Exercise task
Your answer should be a single number: the count of lines holding the word "タブノキ".

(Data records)
________________
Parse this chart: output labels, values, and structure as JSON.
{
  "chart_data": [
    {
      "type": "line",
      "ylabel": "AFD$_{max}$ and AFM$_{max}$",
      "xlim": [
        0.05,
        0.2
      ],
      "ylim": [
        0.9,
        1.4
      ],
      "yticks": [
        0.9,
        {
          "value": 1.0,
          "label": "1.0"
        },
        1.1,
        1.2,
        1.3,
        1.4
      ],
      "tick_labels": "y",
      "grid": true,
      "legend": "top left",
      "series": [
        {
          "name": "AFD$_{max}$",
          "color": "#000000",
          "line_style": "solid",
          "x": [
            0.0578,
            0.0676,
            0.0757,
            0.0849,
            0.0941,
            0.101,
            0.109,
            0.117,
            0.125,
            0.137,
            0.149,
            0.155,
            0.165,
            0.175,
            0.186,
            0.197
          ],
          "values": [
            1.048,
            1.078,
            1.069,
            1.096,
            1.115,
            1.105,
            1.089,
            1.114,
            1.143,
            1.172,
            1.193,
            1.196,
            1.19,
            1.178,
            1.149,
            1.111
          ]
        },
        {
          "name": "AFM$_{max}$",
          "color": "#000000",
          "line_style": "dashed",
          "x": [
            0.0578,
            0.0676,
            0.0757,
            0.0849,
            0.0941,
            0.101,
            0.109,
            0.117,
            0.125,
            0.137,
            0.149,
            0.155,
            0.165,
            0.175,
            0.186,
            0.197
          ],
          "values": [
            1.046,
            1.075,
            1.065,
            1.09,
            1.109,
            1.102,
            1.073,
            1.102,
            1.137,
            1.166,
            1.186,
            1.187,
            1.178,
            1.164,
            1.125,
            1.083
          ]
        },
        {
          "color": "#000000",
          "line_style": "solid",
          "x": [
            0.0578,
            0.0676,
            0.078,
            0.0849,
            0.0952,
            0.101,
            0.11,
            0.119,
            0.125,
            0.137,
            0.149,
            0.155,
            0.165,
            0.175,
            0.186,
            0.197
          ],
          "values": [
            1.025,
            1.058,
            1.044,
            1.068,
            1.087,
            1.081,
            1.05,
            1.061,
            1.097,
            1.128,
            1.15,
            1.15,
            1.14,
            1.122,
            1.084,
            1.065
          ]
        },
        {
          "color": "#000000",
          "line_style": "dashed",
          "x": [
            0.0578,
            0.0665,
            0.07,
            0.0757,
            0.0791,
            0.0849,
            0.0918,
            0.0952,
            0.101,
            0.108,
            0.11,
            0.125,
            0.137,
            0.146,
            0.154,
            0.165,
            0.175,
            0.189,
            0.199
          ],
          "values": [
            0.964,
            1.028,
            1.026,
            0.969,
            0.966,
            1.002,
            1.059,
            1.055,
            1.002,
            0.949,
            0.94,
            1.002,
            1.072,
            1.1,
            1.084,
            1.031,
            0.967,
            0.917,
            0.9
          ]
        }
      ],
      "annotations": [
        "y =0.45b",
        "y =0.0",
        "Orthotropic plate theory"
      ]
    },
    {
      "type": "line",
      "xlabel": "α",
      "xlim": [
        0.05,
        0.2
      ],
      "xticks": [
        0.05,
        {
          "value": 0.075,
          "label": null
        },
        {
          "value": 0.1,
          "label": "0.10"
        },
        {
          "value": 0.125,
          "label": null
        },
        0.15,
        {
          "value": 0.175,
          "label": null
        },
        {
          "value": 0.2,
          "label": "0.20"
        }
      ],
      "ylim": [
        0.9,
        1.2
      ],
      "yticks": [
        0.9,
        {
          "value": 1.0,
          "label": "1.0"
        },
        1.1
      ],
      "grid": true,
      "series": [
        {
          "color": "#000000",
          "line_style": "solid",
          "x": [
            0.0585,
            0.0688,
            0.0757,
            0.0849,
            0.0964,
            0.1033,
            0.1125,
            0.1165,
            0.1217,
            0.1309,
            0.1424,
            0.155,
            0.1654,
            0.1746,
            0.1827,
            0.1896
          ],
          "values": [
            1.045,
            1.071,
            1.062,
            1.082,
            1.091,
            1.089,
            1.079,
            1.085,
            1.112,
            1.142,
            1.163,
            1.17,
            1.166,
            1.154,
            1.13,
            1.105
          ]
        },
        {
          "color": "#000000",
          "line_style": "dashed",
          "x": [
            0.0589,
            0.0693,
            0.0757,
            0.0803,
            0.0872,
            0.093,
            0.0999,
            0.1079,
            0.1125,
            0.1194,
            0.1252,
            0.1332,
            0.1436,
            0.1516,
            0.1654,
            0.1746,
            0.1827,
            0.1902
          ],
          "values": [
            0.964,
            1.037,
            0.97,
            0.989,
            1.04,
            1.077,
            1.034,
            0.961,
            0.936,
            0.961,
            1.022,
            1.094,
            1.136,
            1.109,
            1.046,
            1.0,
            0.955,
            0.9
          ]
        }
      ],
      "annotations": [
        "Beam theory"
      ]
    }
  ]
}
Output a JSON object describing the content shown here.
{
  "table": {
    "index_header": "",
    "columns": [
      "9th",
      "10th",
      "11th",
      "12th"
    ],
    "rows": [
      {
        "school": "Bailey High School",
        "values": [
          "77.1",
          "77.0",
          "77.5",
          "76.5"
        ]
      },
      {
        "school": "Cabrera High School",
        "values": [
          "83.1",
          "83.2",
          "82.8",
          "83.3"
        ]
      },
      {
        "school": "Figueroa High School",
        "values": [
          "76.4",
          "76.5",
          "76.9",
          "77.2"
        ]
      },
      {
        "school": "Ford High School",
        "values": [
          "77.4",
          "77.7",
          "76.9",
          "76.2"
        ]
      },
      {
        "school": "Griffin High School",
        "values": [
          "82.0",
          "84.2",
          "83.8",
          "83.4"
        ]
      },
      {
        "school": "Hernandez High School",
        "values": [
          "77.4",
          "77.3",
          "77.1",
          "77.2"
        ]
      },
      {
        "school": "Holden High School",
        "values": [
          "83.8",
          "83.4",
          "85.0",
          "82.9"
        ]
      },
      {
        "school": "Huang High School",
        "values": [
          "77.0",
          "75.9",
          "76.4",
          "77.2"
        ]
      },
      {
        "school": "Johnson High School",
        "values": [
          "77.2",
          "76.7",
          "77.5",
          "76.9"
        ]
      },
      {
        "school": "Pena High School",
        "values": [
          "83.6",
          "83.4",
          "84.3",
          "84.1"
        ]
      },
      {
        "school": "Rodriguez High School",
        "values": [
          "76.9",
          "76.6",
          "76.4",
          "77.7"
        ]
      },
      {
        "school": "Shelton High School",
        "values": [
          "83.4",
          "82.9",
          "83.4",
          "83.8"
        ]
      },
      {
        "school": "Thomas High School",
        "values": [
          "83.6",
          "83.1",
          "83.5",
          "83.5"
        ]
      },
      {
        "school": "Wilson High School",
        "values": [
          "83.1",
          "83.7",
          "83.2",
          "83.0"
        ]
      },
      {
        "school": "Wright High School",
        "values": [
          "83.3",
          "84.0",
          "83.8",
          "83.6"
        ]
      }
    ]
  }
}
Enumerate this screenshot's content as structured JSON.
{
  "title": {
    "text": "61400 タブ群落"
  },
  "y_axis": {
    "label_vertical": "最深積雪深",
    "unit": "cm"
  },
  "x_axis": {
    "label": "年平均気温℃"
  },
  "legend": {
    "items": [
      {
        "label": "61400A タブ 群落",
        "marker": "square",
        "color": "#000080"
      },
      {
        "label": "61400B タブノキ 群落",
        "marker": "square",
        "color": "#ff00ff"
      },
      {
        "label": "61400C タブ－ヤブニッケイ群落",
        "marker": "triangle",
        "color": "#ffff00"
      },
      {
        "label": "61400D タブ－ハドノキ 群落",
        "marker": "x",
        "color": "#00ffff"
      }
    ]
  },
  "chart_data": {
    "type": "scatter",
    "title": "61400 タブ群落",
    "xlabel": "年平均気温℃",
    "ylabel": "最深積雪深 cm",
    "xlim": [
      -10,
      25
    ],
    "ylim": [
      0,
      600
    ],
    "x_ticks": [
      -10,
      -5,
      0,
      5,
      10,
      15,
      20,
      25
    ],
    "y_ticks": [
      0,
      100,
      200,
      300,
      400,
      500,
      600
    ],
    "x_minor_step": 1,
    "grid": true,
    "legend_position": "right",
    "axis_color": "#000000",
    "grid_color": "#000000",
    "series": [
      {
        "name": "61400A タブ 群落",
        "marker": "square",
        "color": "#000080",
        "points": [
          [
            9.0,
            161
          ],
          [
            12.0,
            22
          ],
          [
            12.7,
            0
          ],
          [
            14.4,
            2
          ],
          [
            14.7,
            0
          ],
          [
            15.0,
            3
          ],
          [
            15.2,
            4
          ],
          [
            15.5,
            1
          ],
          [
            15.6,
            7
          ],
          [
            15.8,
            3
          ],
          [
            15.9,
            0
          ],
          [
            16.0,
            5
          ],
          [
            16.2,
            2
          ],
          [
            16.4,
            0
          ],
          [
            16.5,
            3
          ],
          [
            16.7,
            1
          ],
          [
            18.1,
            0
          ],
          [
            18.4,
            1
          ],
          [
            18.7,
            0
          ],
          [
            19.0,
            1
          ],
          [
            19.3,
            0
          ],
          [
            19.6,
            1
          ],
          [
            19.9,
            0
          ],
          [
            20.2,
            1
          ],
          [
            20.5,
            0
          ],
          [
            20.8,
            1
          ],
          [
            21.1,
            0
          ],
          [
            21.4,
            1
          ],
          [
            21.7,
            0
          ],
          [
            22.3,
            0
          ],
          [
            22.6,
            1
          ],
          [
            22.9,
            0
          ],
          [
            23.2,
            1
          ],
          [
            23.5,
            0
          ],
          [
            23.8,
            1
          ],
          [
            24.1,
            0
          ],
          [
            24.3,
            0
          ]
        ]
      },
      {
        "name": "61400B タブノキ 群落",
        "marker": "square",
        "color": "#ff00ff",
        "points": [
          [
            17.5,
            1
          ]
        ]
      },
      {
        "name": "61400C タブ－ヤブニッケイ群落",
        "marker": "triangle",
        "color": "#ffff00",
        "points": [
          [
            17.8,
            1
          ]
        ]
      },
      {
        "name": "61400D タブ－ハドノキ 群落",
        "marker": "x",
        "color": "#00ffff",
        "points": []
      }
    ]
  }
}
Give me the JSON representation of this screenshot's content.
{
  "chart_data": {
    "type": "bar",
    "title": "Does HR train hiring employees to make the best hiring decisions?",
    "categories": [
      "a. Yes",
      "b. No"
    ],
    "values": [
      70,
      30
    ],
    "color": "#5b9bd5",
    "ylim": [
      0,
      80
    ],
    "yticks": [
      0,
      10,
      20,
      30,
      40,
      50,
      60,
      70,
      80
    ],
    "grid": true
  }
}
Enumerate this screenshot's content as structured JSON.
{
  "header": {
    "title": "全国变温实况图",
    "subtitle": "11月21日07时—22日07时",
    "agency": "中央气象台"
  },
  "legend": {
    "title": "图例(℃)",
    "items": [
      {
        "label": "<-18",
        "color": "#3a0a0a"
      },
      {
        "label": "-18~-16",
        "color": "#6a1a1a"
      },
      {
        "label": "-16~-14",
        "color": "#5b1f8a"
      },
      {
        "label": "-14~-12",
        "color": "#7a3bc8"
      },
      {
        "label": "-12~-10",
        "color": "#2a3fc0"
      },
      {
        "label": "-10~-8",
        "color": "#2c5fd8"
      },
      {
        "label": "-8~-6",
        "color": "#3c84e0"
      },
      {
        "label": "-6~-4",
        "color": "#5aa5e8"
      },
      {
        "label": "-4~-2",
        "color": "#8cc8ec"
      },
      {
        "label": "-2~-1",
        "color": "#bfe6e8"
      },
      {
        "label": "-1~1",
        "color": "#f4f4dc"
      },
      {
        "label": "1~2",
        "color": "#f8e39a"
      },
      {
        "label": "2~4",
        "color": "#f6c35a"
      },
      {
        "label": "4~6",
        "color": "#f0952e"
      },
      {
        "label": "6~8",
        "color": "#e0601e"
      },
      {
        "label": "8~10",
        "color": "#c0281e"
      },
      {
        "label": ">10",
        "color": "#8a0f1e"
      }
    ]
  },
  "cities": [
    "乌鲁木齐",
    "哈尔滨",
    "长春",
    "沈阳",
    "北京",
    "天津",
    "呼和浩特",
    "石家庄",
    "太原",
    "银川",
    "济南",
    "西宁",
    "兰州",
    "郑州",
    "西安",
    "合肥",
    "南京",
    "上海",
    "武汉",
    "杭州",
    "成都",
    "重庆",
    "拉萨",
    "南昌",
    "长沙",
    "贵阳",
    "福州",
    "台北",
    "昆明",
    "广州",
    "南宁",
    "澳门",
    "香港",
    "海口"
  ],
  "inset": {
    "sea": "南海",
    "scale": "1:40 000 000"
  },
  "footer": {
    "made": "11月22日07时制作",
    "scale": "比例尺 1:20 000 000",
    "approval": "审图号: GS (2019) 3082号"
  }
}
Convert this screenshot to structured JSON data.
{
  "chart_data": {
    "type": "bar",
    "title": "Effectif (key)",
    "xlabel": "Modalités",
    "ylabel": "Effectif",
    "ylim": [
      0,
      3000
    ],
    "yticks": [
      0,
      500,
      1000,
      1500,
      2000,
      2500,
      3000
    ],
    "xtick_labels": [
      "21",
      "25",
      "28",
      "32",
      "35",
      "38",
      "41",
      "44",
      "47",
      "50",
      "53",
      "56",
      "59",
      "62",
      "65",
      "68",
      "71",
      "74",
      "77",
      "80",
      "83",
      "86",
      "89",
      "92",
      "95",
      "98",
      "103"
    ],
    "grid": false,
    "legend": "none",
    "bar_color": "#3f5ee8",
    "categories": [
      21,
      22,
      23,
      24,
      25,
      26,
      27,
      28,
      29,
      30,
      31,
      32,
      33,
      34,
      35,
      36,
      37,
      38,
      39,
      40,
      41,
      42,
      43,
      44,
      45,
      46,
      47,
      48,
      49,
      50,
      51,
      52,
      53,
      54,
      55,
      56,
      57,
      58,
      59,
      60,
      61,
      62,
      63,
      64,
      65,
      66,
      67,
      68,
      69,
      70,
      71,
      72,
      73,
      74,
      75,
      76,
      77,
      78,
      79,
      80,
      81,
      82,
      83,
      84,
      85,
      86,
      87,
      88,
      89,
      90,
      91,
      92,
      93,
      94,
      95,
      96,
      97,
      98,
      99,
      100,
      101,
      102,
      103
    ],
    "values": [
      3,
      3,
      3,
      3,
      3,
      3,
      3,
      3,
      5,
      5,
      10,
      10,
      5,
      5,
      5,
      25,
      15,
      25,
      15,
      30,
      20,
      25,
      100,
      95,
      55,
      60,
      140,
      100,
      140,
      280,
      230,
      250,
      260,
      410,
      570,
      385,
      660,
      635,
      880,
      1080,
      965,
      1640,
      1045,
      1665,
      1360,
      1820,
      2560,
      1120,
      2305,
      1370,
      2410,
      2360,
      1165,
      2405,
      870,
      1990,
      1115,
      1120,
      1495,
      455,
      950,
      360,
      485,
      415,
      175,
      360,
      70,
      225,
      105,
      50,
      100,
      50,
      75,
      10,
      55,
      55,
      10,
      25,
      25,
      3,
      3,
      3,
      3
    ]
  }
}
________________
Complete output
2